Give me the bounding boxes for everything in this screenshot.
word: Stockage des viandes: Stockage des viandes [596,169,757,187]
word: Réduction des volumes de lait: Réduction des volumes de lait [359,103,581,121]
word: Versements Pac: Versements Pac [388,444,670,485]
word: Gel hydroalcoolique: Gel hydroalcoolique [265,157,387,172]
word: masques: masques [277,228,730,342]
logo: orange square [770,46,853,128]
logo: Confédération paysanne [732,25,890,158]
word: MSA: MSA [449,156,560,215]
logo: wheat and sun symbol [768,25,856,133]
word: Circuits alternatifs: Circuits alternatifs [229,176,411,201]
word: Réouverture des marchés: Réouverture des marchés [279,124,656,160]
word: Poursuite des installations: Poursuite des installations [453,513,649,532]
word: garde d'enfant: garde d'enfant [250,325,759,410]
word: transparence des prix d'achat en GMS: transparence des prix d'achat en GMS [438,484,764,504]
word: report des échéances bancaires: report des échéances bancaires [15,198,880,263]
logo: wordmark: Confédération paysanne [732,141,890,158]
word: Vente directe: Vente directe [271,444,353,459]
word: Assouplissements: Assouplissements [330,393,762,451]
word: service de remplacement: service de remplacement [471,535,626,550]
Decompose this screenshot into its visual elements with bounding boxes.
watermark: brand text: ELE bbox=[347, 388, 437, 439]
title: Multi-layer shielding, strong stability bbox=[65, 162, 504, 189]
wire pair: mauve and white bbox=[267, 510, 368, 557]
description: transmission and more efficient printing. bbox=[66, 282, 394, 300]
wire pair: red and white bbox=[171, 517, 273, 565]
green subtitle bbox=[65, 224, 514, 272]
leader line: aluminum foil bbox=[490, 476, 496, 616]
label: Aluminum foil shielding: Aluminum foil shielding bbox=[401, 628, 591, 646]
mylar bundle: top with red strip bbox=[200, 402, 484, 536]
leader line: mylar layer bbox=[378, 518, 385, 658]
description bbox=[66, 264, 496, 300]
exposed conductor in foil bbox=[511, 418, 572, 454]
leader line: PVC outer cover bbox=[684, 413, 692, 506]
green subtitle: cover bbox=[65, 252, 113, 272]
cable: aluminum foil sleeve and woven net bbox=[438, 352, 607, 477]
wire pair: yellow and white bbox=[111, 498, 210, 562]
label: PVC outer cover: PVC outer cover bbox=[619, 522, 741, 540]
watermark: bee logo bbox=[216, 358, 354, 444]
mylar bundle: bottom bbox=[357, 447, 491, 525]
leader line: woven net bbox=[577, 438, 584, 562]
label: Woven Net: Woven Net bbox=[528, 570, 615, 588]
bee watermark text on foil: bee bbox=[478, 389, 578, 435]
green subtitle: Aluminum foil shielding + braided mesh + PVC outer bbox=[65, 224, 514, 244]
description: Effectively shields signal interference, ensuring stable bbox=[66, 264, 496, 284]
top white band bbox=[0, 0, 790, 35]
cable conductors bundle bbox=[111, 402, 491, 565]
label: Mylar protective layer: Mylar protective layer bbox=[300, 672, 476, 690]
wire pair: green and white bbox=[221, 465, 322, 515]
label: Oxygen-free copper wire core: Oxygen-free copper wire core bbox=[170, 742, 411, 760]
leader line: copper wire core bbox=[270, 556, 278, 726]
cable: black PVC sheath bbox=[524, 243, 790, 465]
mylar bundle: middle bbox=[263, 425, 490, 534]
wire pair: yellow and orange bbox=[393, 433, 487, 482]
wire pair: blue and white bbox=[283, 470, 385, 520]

┄┄┄┄┄┄┄┄┄┄

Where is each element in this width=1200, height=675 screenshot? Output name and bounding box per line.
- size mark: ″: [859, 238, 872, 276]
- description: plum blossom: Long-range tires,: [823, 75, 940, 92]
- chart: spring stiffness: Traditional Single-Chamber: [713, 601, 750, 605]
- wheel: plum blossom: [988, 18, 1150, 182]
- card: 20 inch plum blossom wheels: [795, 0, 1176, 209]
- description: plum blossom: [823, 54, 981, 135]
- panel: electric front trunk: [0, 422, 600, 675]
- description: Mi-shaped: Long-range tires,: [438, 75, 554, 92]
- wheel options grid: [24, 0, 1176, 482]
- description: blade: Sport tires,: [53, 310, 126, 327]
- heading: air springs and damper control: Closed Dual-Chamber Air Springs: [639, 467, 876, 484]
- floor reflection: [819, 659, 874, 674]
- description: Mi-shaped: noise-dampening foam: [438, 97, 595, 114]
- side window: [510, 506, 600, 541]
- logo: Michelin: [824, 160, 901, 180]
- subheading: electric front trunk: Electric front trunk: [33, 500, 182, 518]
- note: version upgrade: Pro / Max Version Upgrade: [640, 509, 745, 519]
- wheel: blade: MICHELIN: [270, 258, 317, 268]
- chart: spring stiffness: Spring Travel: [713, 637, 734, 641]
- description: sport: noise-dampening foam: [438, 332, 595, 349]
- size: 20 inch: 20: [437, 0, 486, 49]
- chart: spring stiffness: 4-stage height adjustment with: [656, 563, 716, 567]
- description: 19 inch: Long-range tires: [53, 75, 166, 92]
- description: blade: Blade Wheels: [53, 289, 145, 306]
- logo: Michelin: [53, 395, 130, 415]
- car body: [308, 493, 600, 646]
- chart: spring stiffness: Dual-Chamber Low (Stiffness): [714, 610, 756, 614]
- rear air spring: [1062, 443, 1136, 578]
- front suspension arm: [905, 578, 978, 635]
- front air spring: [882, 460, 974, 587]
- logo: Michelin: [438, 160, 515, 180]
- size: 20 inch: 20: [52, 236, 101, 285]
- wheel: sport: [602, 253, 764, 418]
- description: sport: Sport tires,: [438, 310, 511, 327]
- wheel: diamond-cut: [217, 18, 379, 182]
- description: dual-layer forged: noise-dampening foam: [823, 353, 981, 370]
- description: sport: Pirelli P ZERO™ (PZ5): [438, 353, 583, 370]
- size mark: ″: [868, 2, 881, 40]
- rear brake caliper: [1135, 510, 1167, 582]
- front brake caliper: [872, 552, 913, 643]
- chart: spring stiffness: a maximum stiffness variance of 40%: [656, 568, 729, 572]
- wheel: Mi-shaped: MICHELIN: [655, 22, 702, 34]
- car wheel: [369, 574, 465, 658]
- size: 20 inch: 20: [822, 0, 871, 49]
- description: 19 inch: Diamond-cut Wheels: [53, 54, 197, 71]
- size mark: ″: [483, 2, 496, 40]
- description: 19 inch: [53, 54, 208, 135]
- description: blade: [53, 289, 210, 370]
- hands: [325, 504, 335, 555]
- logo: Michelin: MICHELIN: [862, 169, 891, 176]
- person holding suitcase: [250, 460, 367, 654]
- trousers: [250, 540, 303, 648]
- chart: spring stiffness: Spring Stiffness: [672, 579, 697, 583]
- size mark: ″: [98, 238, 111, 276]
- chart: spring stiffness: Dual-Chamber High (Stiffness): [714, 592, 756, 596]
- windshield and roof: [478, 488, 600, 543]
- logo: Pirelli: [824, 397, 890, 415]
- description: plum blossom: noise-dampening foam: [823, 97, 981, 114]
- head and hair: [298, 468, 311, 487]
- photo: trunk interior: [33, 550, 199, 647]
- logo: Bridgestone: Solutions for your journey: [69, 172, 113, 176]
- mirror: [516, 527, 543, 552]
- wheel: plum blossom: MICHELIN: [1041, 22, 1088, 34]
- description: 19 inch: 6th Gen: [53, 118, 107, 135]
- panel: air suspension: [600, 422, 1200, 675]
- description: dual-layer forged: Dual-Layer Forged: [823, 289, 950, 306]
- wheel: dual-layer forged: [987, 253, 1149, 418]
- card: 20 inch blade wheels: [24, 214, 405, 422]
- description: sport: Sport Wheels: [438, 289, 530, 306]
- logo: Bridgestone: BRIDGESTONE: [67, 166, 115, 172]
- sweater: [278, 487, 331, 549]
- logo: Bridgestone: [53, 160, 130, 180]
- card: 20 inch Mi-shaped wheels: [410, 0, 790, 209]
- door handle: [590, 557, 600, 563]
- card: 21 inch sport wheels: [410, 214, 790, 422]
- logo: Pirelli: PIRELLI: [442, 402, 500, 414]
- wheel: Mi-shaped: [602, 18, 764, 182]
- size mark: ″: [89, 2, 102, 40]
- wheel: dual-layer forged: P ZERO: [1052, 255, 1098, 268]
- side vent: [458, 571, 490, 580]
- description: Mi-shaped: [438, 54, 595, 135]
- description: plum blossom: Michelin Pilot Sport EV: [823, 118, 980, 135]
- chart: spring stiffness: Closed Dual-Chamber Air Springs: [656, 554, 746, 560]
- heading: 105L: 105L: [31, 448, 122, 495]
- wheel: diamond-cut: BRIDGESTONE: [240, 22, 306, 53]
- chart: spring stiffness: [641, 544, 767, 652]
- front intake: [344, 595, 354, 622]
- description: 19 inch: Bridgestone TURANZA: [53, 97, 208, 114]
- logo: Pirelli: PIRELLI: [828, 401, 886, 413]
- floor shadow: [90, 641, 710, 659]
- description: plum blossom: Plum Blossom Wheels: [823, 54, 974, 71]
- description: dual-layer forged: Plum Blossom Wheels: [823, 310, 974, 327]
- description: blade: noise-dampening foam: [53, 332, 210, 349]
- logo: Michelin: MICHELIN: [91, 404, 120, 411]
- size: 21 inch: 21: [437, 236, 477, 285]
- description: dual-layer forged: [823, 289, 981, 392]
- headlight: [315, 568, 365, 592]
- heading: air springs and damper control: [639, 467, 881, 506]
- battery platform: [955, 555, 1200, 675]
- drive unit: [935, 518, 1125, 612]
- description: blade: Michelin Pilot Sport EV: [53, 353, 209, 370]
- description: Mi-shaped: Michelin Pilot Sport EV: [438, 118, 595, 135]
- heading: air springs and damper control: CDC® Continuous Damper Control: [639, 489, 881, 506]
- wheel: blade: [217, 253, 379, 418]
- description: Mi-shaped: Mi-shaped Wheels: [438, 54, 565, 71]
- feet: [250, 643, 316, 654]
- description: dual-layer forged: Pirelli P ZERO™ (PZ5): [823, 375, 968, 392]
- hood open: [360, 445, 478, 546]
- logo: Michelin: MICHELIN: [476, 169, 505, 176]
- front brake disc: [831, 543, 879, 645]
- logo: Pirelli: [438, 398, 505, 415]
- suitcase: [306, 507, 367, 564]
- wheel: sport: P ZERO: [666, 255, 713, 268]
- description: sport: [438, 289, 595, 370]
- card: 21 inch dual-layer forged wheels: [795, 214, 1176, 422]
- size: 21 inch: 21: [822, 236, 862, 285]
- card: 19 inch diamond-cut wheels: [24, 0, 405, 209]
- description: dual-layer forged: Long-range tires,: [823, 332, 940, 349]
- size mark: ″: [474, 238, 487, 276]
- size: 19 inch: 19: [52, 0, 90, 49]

┄┄┄┄┄┄┄┄┄┄

* ARBEITSAUFTRAG
Gib an, wie viele Zeilen der Datensätze die Zeichenfolge „brake“ enthalten, wobei die Groß- und Kleinschreibung zu beachten ist. Nenne ausschließlich die Zahl.

* SCHRIFTLICHE ANTWORT
3